(Saved data entries)
** Begin **
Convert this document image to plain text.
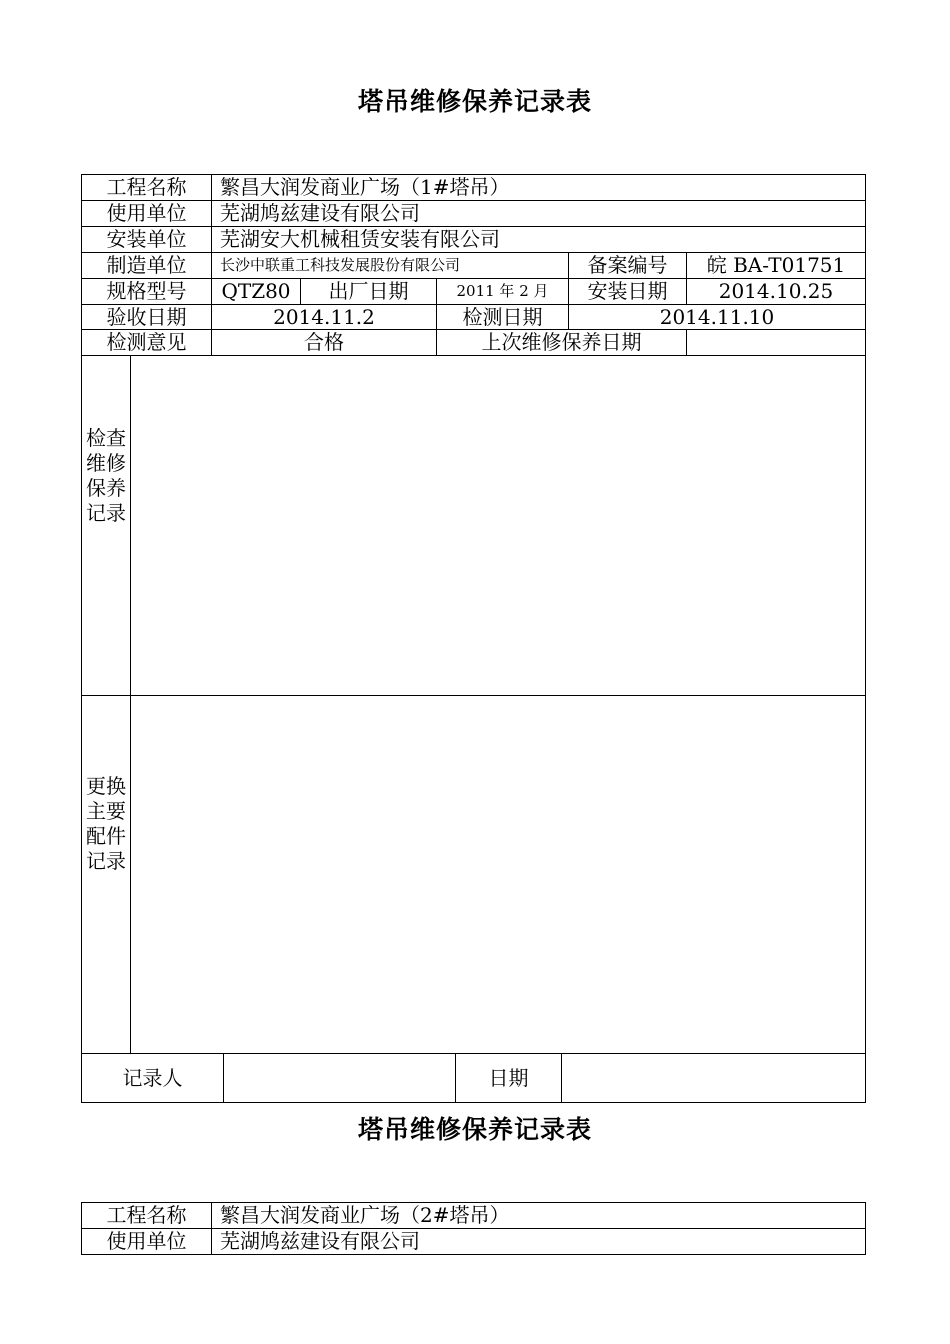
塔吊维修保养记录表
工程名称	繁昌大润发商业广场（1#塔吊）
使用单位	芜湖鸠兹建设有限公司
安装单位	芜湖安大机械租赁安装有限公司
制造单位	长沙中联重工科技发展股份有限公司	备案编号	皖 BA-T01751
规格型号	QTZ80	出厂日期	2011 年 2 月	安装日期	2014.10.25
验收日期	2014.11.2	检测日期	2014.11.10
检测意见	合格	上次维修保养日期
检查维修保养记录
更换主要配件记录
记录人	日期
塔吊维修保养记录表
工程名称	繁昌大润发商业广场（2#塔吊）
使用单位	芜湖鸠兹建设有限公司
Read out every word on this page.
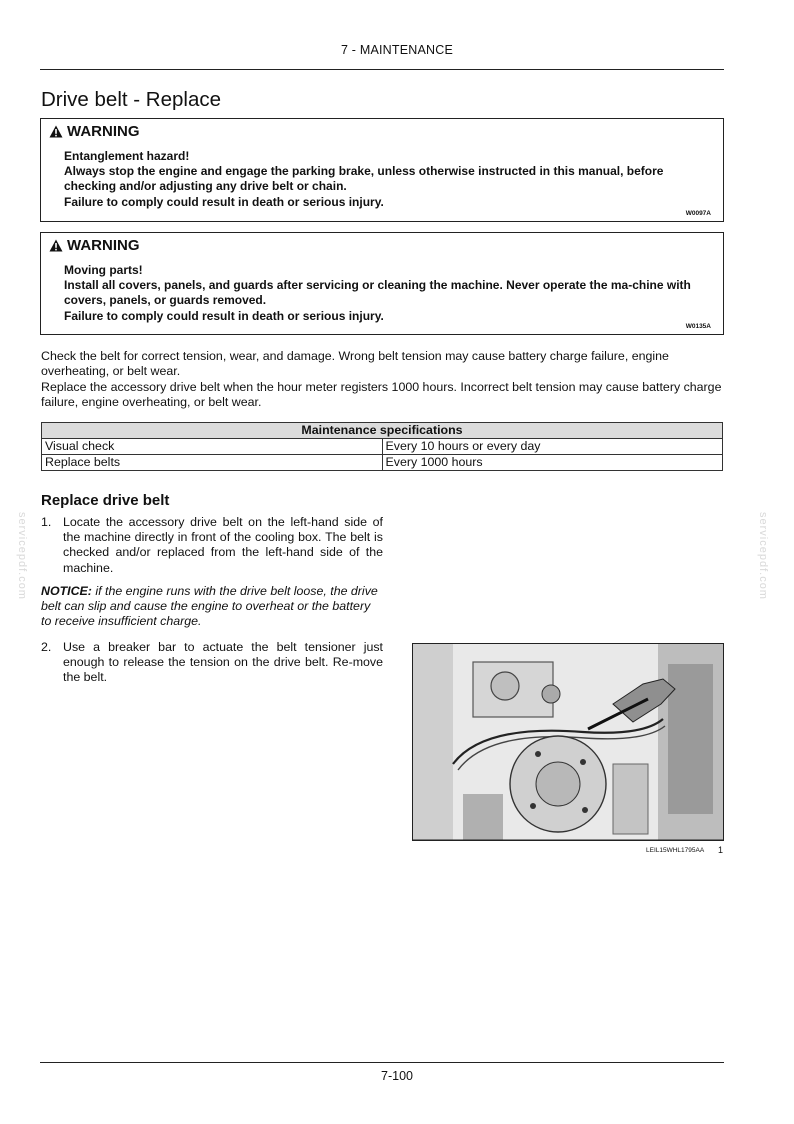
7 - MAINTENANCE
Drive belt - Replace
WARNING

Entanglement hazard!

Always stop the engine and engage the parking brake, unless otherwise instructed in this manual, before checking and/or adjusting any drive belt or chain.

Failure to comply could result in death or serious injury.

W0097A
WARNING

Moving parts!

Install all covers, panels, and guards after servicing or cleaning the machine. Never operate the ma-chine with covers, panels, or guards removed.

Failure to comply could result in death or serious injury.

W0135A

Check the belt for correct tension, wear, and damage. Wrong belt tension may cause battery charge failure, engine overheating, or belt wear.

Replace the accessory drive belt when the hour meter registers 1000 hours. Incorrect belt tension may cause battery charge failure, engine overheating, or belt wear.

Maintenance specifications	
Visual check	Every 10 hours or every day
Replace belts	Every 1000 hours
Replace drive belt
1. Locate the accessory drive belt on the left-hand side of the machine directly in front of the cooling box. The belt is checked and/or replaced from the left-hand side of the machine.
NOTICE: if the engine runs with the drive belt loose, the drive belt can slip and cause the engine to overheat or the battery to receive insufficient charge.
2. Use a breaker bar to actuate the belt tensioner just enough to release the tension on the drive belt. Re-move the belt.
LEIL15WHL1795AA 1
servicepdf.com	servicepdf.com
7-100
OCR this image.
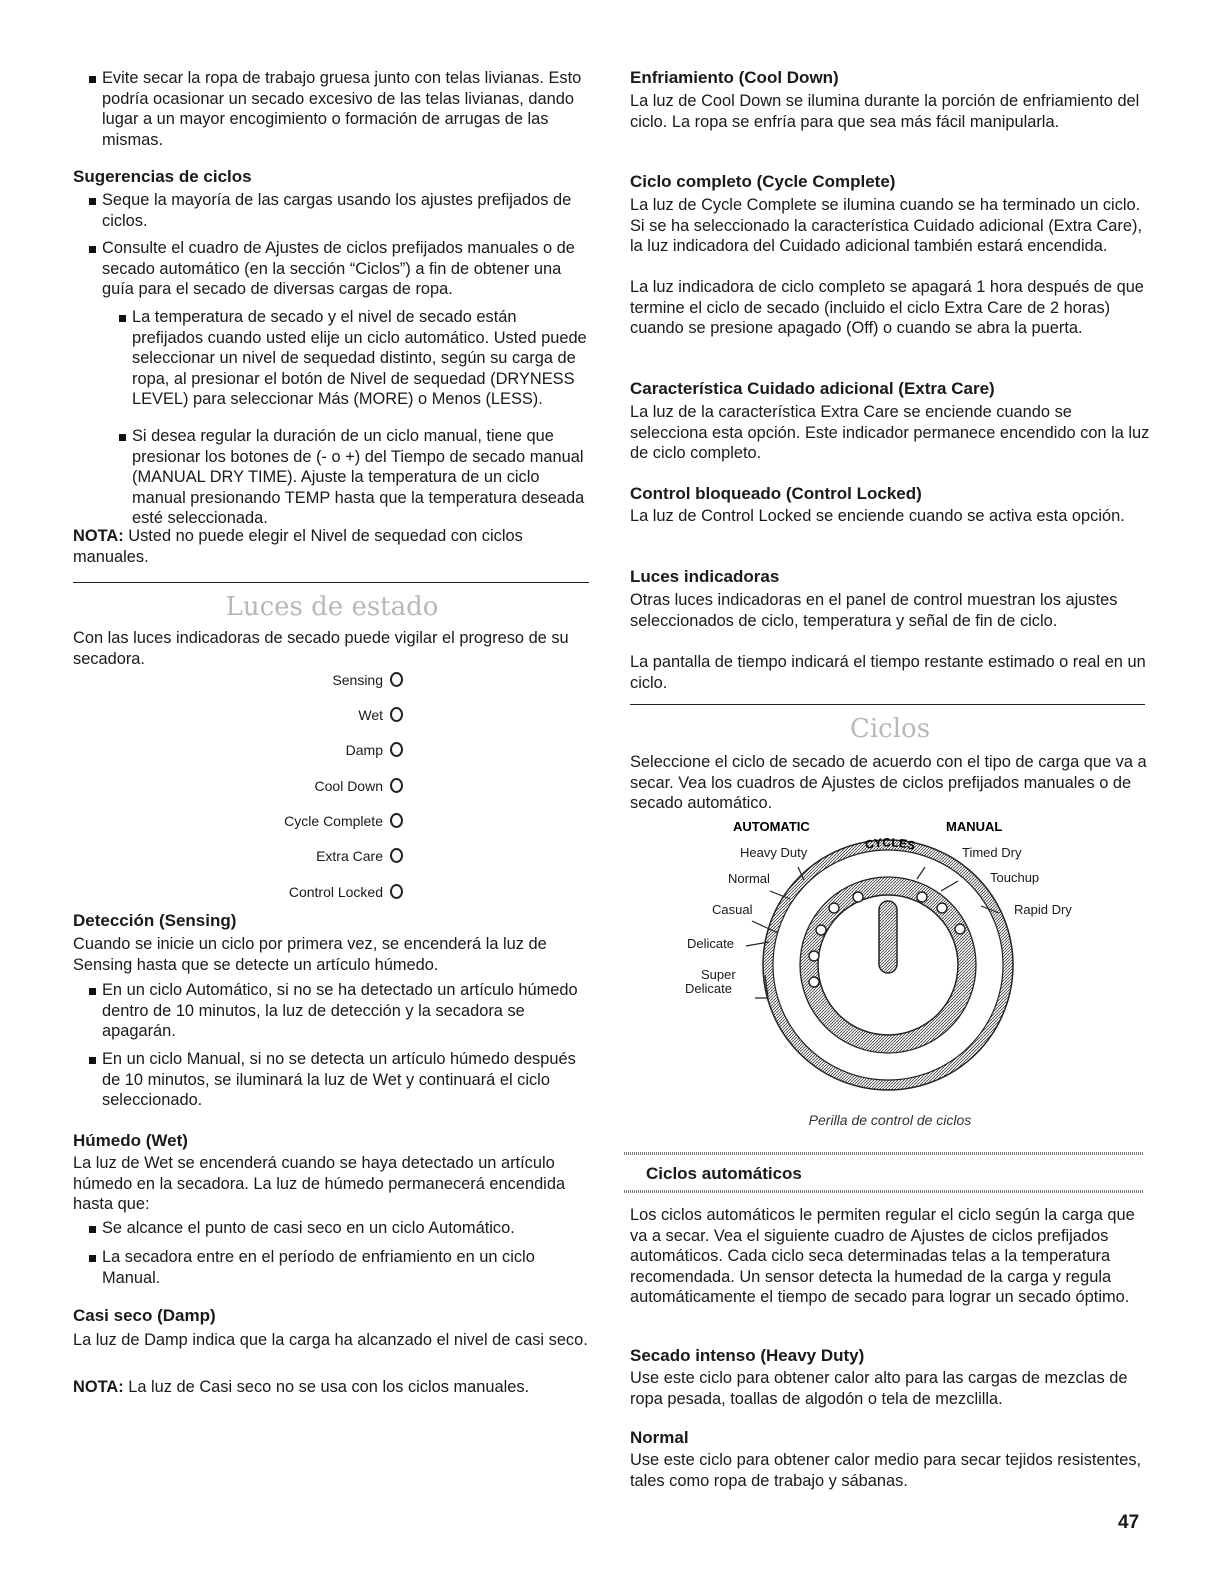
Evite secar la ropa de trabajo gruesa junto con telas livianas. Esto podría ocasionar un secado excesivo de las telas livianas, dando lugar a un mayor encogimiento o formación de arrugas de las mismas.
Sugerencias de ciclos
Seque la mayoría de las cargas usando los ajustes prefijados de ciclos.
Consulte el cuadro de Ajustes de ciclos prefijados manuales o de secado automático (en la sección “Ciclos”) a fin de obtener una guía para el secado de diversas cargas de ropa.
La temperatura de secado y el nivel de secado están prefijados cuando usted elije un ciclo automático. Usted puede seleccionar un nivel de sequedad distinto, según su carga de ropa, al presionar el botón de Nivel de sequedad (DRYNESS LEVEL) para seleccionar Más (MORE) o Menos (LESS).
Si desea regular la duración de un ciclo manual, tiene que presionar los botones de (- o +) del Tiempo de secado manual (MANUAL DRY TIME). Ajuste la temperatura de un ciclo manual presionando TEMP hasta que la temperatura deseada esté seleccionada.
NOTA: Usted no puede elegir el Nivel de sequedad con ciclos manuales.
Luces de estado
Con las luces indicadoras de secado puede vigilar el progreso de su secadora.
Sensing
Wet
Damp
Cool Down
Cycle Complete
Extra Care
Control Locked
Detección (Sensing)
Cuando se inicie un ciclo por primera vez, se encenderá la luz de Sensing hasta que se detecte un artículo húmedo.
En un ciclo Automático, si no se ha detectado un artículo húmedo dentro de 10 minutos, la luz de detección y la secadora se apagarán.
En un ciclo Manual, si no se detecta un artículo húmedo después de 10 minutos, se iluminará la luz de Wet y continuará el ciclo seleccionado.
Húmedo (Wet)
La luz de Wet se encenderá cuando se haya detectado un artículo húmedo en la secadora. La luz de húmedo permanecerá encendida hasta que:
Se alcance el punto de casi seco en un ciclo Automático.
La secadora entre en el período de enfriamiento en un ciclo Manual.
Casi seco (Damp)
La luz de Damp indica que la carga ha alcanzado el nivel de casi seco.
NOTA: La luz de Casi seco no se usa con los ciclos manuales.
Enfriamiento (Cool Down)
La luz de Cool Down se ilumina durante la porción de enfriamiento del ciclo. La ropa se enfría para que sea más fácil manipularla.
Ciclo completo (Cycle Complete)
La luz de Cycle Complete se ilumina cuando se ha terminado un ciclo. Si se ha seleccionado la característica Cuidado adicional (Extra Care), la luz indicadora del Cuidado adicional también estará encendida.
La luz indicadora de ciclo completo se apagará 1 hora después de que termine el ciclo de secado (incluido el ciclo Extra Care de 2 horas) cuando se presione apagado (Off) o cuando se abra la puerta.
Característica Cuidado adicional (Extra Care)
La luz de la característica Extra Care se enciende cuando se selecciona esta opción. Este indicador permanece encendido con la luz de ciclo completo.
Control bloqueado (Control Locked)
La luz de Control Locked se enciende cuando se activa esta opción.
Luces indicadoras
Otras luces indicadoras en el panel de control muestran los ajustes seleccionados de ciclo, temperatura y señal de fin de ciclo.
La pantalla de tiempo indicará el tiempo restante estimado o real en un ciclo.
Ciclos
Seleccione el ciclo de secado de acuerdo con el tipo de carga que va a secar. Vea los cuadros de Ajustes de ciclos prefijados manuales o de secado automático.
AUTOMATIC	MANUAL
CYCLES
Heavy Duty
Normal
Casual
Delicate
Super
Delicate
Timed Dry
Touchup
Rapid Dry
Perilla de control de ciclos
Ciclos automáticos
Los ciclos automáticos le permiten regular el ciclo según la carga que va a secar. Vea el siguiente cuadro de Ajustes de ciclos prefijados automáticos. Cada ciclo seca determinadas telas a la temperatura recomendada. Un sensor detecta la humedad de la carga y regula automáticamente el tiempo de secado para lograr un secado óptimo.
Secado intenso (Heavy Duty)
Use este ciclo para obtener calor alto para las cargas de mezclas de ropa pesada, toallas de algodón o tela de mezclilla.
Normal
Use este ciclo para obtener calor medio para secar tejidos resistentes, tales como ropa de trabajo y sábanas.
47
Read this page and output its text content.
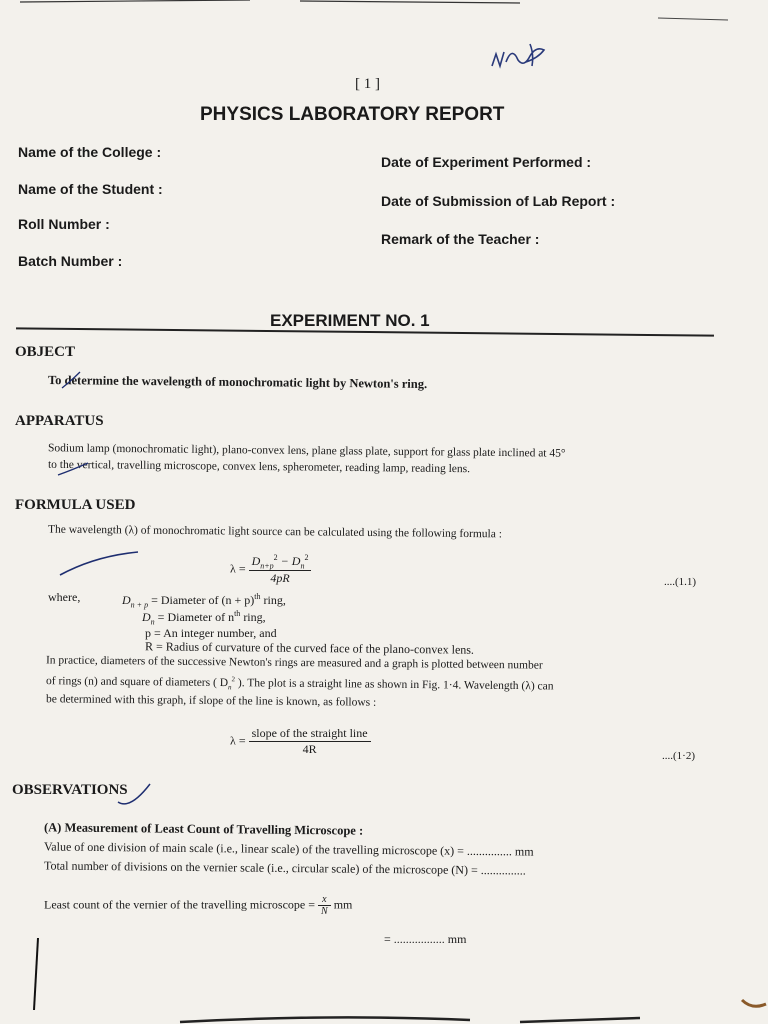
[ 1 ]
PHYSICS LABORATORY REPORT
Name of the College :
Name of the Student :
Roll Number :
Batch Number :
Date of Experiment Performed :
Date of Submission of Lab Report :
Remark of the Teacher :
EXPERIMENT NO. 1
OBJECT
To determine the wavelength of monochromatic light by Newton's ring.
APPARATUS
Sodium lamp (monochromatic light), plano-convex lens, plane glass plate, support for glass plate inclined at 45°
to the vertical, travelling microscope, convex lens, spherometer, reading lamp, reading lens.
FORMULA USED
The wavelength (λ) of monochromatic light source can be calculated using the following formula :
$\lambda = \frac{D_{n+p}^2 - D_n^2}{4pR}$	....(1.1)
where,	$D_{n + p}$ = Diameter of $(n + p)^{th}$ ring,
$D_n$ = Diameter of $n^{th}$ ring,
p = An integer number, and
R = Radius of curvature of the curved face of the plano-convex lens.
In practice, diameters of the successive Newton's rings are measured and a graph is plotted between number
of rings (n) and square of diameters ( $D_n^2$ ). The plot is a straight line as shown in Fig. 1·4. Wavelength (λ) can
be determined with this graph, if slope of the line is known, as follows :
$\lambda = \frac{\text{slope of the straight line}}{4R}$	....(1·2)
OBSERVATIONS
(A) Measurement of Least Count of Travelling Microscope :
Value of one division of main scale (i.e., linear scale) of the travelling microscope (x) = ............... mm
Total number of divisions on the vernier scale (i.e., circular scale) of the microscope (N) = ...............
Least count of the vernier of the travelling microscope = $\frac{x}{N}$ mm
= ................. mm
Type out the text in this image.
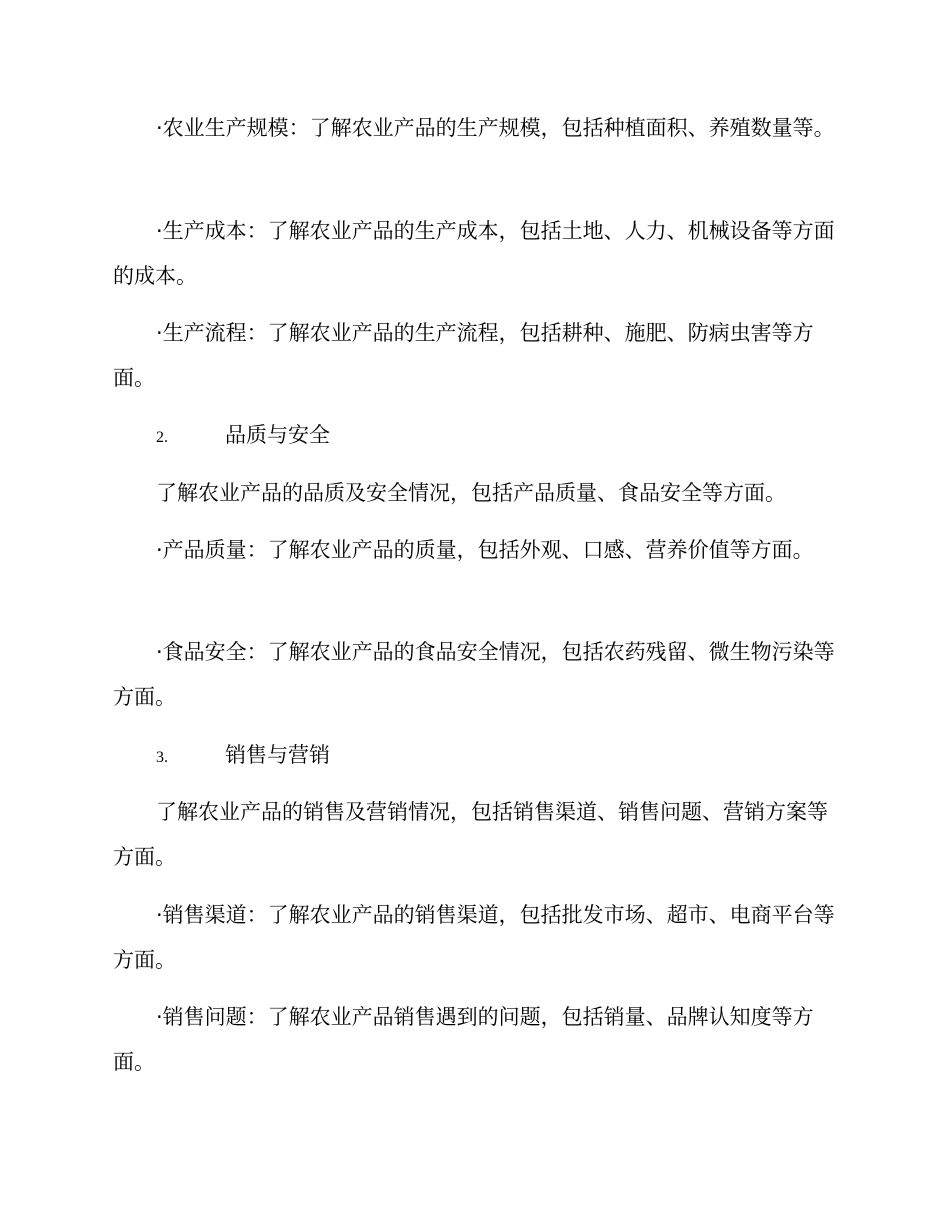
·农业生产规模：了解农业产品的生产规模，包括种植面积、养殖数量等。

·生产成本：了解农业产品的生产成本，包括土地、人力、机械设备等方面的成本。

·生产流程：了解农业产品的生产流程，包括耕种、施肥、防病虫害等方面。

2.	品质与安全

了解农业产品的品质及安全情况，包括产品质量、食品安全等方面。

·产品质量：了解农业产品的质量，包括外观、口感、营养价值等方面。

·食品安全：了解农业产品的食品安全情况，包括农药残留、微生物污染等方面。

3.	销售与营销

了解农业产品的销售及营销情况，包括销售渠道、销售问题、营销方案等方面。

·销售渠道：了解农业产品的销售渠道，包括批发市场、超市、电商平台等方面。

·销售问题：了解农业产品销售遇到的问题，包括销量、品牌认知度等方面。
** End **
What you have to do. Locate "Type out the text in this image." in the listing above, then print exactly the lines from that line through the final one, omitting all pictures.

Task solution.
Type out the text in this image.
·农业生产规模：了解农业产品的生产规模，包括种植面积、养殖数量等。

·生产成本：了解农业产品的生产成本，包括土地、人力、机械设备等方面的成本。

·生产流程：了解农业产品的生产流程，包括耕种、施肥、防病虫害等方面。

2.	品质与安全

了解农业产品的品质及安全情况，包括产品质量、食品安全等方面。

·产品质量：了解农业产品的质量，包括外观、口感、营养价值等方面。

·食品安全：了解农业产品的食品安全情况，包括农药残留、微生物污染等方面。

3.	销售与营销

了解农业产品的销售及营销情况，包括销售渠道、销售问题、营销方案等方面。

·销售渠道：了解农业产品的销售渠道，包括批发市场、超市、电商平台等方面。

·销售问题：了解农业产品销售遇到的问题，包括销量、品牌认知度等方面。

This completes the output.